## TASK TO CARRY OUT
Go through the records and give each one again exactly.
======== MATERIAL SHOWN
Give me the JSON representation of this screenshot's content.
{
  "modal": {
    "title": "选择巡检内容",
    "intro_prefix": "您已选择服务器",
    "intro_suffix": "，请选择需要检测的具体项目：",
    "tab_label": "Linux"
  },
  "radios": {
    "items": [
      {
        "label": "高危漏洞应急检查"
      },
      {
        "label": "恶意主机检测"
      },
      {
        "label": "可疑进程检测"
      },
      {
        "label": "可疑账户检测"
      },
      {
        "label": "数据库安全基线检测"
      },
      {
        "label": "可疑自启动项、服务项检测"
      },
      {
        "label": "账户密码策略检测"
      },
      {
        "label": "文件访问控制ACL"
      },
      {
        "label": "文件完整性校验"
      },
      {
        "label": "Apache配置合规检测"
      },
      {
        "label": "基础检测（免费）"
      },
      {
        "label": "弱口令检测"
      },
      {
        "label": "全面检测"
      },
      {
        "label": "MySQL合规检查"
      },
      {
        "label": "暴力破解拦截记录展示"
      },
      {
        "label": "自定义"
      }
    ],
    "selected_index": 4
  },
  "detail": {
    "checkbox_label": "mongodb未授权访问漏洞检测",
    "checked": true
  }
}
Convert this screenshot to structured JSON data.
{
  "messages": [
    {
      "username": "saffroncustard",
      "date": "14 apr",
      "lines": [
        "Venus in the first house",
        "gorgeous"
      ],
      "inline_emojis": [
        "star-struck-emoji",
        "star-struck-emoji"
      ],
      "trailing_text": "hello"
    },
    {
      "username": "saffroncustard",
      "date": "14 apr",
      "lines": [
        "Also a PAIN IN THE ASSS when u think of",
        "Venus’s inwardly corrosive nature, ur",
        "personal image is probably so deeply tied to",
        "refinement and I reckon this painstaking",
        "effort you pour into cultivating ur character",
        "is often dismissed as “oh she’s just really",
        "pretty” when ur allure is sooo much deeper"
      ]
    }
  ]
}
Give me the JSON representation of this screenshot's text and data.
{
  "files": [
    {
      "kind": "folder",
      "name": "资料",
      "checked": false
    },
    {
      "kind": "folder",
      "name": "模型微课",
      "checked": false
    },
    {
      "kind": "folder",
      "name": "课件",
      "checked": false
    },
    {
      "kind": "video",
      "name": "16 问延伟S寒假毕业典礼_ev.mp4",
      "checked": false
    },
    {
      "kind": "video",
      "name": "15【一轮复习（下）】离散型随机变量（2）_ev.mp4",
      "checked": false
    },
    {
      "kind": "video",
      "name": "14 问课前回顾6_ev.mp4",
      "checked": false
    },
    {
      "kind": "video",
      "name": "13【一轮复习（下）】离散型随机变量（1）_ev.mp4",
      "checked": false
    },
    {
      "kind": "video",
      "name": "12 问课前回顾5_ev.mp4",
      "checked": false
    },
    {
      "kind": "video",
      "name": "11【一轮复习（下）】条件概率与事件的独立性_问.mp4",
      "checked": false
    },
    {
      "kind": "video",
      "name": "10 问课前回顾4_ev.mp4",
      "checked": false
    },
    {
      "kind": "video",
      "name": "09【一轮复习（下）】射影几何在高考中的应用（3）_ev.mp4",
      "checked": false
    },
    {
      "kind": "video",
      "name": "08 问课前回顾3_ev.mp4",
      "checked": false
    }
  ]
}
================
## REPLY TO THE TASK
Give me the JSON representation of this screenshot's content.
{
  "modal": {
    "title": "选择巡检内容",
    "intro_prefix": "您已选择服务器",
    "intro_suffix": "，请选择需要检测的具体项目：",
    "tab_label": "Linux"
  },
  "radios": {
    "items": [
      {
        "label": "高危漏洞应急检查"
      },
      {
        "label": "恶意主机检测"
      },
      {
        "label": "可疑进程检测"
      },
      {
        "label": "可疑账户检测"
      },
      {
        "label": "数据库安全基线检测"
      },
      {
        "label": "可疑自启动项、服务项检测"
      },
      {
        "label": "账户密码策略检测"
      },
      {
        "label": "文件访问控制ACL"
      },
      {
        "label": "文件完整性校验"
      },
      {
        "label": "Apache配置合规检测"
      },
      {
        "label": "基础检测（免费）"
      },
      {
        "label": "弱口令检测"
      },
      {
        "label": "全面检测"
      },
      {
        "label": "MySQL合规检查"
      },
      {
        "label": "暴力破解拦截记录展示"
      },
      {
        "label": "自定义"
      }
    ],
    "selected_index": 4
  },
  "detail": {
    "checkbox_label": "mongodb未授权访问漏洞检测",
    "checked": true
  }
}
Convert this screenshot to structured JSON data.
{
  "messages": [
    {
      "username": "saffroncustard",
      "date": "14 apr",
      "lines": [
        "Venus in the first house",
        "gorgeous"
      ],
      "inline_emojis": [
        "star-struck-emoji",
        "star-struck-emoji"
      ],
      "trailing_text": "hello"
    },
    {
      "username": "saffroncustard",
      "date": "14 apr",
      "lines": [
        "Also a PAIN IN THE ASSS when u think of",
        "Venus’s inwardly corrosive nature, ur",
        "personal image is probably so deeply tied to",
        "refinement and I reckon this painstaking",
        "effort you pour into cultivating ur character",
        "is often dismissed as “oh she’s just really",
        "pretty” when ur allure is sooo much deeper"
      ]
    }
  ]
}
Give me the JSON representation of this screenshot's text and data.
{
  "files": [
    {
      "kind": "folder",
      "name": "资料",
      "checked": false
    },
    {
      "kind": "folder",
      "name": "模型微课",
      "checked": false
    },
    {
      "kind": "folder",
      "name": "课件",
      "checked": false
    },
    {
      "kind": "video",
      "name": "16 问延伟S寒假毕业典礼_ev.mp4",
      "checked": false
    },
    {
      "kind": "video",
      "name": "15【一轮复习（下）】离散型随机变量（2）_ev.mp4",
      "checked": false
    },
    {
      "kind": "video",
      "name": "14 问课前回顾6_ev.mp4",
      "checked": false
    },
    {
      "kind": "video",
      "name": "13【一轮复习（下）】离散型随机变量（1）_ev.mp4",
      "checked": false
    },
    {
      "kind": "video",
      "name": "12 问课前回顾5_ev.mp4",
      "checked": false
    },
    {
      "kind": "video",
      "name": "11【一轮复习（下）】条件概率与事件的独立性_问.mp4",
      "checked": false
    },
    {
      "kind": "video",
      "name": "10 问课前回顾4_ev.mp4",
      "checked": false
    },
    {
      "kind": "video",
      "name": "09【一轮复习（下）】射影几何在高考中的应用（3）_ev.mp4",
      "checked": false
    },
    {
      "kind": "video",
      "name": "08 问课前回顾3_ev.mp4",
      "checked": false
    }
  ]
}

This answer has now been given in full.